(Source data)
>> start

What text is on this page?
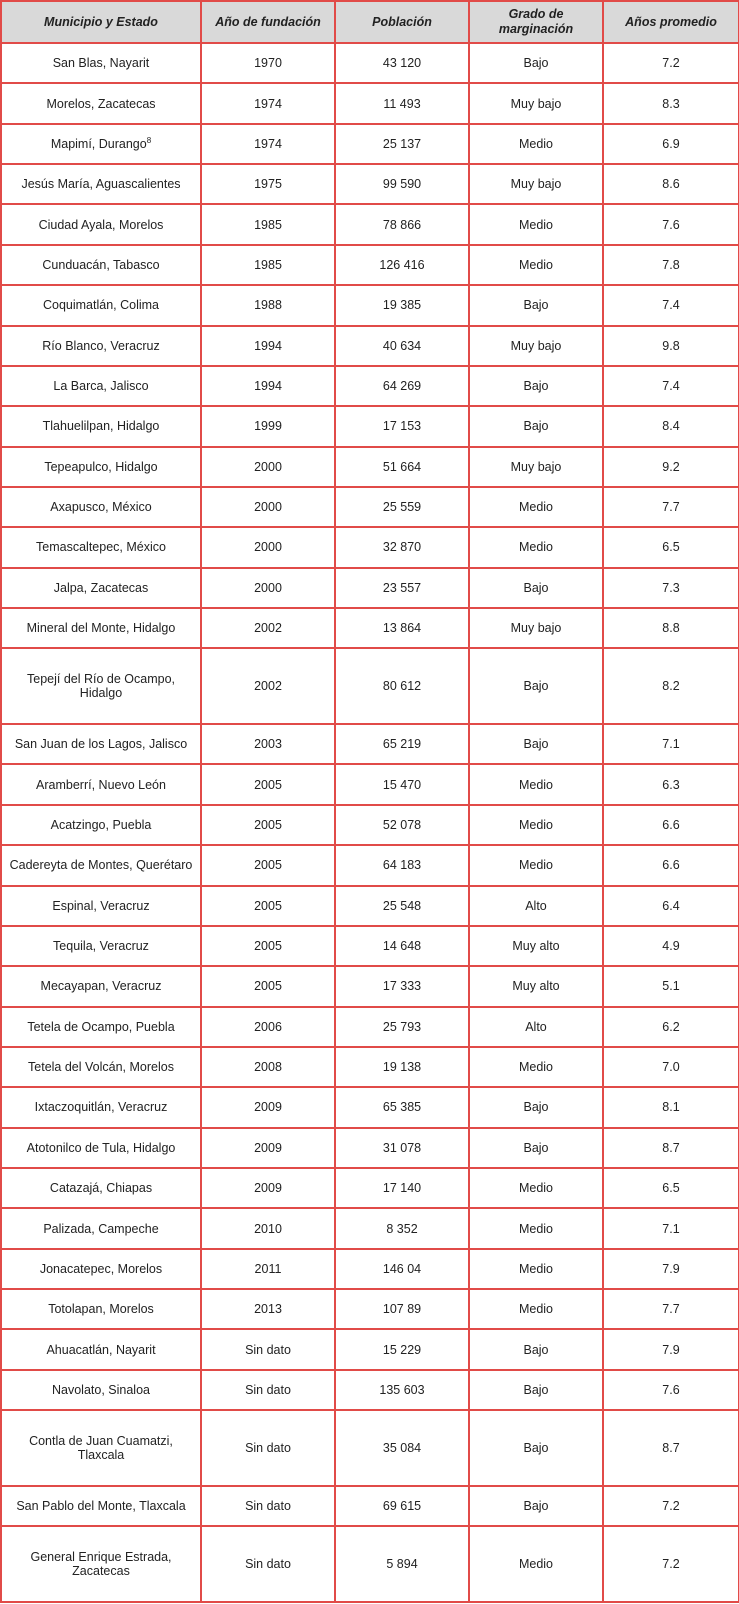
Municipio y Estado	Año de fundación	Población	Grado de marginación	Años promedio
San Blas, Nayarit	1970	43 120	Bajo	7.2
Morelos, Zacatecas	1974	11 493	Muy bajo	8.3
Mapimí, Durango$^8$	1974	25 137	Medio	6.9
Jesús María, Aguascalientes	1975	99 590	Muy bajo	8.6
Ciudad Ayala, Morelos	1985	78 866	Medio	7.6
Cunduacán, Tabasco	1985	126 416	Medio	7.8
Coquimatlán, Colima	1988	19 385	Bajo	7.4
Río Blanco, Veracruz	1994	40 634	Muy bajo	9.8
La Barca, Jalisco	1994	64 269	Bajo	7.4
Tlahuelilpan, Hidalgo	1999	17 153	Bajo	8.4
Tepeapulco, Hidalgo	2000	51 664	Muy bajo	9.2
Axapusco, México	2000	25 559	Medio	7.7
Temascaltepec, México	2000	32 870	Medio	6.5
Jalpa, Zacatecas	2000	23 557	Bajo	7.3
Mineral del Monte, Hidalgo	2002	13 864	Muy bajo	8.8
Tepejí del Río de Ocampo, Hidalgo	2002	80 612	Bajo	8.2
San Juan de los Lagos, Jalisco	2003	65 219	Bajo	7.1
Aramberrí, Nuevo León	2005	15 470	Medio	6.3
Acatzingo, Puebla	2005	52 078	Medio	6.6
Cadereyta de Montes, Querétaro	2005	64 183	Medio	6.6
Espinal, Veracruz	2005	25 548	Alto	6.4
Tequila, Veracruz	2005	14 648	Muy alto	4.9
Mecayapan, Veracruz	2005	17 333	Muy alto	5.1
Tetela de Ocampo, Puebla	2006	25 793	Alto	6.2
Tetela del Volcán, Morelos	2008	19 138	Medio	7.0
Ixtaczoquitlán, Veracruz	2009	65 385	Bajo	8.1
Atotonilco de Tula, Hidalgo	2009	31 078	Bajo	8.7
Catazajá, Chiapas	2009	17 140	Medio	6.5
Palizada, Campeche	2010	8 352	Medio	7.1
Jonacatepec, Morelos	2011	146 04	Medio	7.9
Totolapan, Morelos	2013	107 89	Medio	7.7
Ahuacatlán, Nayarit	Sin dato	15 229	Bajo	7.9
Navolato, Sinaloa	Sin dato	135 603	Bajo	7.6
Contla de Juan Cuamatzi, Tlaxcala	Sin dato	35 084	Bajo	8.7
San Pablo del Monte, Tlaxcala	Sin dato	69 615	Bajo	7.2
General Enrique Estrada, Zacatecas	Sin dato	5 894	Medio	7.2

>> end
>> start

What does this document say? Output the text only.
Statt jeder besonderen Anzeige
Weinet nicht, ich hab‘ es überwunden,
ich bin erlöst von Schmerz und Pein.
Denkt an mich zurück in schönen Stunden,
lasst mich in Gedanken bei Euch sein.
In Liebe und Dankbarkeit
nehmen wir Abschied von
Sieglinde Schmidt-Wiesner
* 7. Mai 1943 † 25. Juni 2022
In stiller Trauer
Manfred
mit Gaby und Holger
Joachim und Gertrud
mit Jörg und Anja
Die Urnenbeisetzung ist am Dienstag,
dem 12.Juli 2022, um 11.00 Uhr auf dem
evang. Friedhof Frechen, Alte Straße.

>> end

◆ Given request: Report how many lines in the data include the word "Jalisco", and give nothing but the count.

◆ Answer to the task: 2